(begin)

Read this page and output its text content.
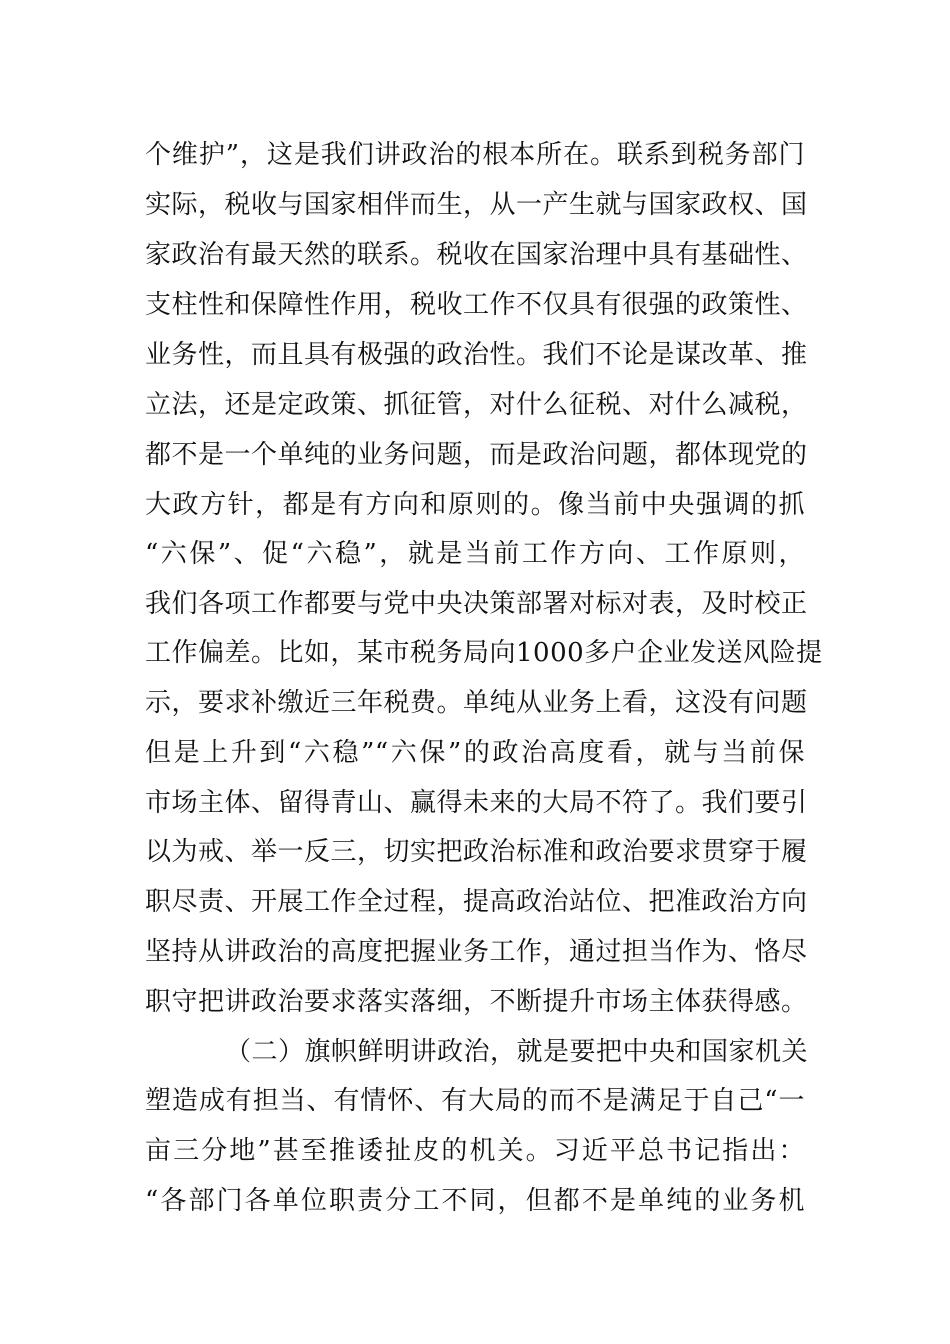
个维护”，这是我们讲政治的根本所在。联系到税务部门
实际，税收与国家相伴而生，从一产生就与国家政权、国
家政治有最天然的联系。税收在国家治理中具有基础性、
支柱性和保障性作用，税收工作不仅具有很强的政策性、
业务性，而且具有极强的政治性。我们不论是谋改革、推
立法，还是定政策、抓征管，对什么征税、对什么减税，
都不是一个单纯的业务问题，而是政治问题，都体现党的
大政方针，都是有方向和原则的。像当前中央强调的抓
“六保”、促“六稳”，就是当前工作方向、工作原则，
我们各项工作都要与党中央决策部署对标对表，及时校正
工作偏差。比如，某市税务局向1000多户企业发送风险提
示，要求补缴近三年税费。单纯从业务上看，这没有问题
但是上升到“六稳”“六保”的政治高度看，就与当前保
市场主体、留得青山、赢得未来的大局不符了。我们要引
以为戒、举一反三，切实把政治标准和政治要求贯穿于履
职尽责、开展工作全过程，提高政治站位、把准政治方向
坚持从讲政治的高度把握业务工作，通过担当作为、恪尽
职守把讲政治要求落实落细，不断提升市场主体获得感。
（二）旗帜鲜明讲政治，就是要把中央和国家机关
塑造成有担当、有情怀、有大局的而不是满足于自己“一
亩三分地”甚至推诿扯皮的机关。习近平总书记指出：
“各部门各单位职责分工不同，但都不是单纯的业务机
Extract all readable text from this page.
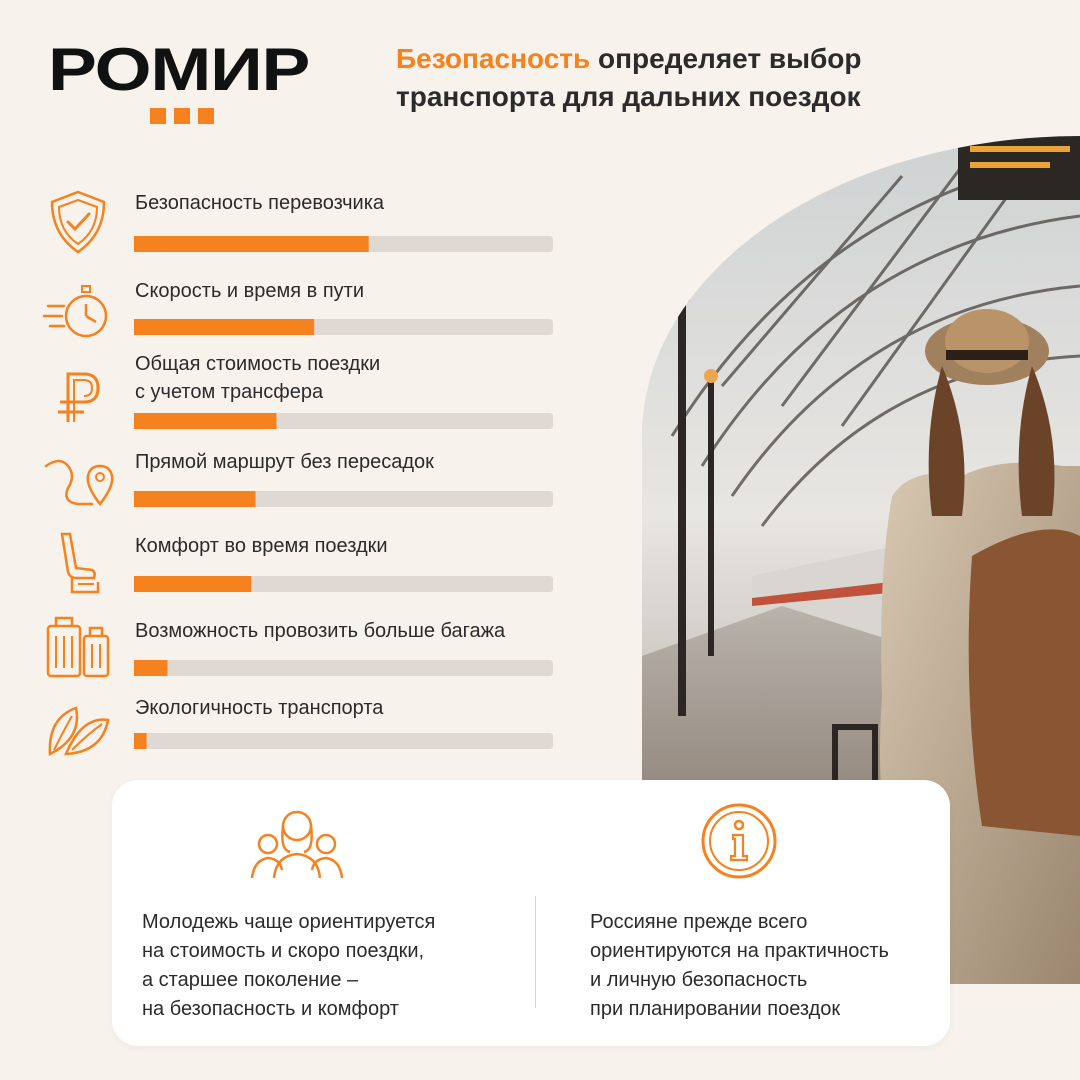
РОМИР	Безопасность определяет выбор
транспорта для дальних поездок
Безопасность перевозчика
Скорость и время в пути
Общая стоимость поездки
с учетом трансфера
Прямой маршрут без пересадок
Комфорт во время поездки
Возможность провозить больше багажа
Экологичность транспорта
Молодежь чаще ориентируется
на стоимость и скоро поездки,
а старшее поколение –
на безопасность и комфорт
Россияне прежде всего
ориентируются на практичность
и личную безопасность
при планировании поездок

(end)

▸ DO THIS: Copy down every line of the material above that includes the string "поездок".

▸ WORKED SOLUTION:
транспорта для дальних поездок
при планировании поездок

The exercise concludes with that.